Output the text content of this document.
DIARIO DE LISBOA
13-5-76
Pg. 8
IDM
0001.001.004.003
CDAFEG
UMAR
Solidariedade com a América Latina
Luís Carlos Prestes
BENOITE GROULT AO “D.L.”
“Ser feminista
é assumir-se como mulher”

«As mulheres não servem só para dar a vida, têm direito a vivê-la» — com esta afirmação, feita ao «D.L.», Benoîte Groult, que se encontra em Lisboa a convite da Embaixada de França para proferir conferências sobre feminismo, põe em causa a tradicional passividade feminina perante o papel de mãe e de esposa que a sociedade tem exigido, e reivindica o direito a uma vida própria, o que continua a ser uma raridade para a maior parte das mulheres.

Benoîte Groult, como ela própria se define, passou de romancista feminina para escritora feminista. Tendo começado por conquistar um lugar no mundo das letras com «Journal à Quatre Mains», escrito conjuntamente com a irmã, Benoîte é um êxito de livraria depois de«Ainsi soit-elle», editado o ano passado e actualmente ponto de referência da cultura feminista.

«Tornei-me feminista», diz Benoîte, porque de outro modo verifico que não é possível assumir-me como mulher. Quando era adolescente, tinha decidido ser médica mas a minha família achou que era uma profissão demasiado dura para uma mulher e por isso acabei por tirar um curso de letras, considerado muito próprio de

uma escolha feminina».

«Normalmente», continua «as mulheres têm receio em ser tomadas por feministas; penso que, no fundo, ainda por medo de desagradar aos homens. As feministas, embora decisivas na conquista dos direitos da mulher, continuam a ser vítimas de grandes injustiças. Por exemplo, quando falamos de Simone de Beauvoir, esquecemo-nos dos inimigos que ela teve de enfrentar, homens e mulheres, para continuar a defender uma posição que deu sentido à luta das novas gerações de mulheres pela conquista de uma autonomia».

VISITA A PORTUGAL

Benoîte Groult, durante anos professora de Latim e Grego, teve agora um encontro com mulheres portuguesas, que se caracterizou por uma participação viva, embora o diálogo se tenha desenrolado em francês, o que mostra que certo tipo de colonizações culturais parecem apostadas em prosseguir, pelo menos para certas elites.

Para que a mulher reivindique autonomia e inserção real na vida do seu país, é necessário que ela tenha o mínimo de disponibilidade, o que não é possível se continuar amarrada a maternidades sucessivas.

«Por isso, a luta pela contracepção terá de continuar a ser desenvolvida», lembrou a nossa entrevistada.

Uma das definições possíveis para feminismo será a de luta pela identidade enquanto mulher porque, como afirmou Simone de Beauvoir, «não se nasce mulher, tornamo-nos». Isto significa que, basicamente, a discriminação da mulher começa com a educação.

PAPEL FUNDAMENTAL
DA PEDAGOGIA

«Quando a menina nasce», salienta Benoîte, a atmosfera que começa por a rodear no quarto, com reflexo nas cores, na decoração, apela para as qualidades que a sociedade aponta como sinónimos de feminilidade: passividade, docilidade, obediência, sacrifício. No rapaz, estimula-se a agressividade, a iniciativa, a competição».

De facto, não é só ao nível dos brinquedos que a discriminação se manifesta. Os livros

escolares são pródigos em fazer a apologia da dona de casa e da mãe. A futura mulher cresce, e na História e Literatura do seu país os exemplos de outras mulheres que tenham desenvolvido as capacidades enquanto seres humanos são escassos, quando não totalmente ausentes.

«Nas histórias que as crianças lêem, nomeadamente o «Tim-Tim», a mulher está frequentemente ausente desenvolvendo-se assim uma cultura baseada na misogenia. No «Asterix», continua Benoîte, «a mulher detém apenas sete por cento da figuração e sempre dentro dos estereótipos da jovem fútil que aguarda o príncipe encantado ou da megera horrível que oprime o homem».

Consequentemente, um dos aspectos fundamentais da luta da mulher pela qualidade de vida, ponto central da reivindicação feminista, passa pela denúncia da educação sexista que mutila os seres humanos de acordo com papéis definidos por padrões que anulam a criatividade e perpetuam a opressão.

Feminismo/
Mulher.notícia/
□ □ □
Task to carry out: Copy each line above that contains the word "assumir".

Task output:
é assumir-se como mulher”
«Tornei-me feminista», diz Benoîte, porque de outro modo verifico que não é possível assumir-me como mulher. Quando era adolescente, tinha decidido ser médica mas a minha família achou que era uma profissão demasiado dura para uma mulher e por isso acabei por tirar um curso de letras, considerado muito próprio de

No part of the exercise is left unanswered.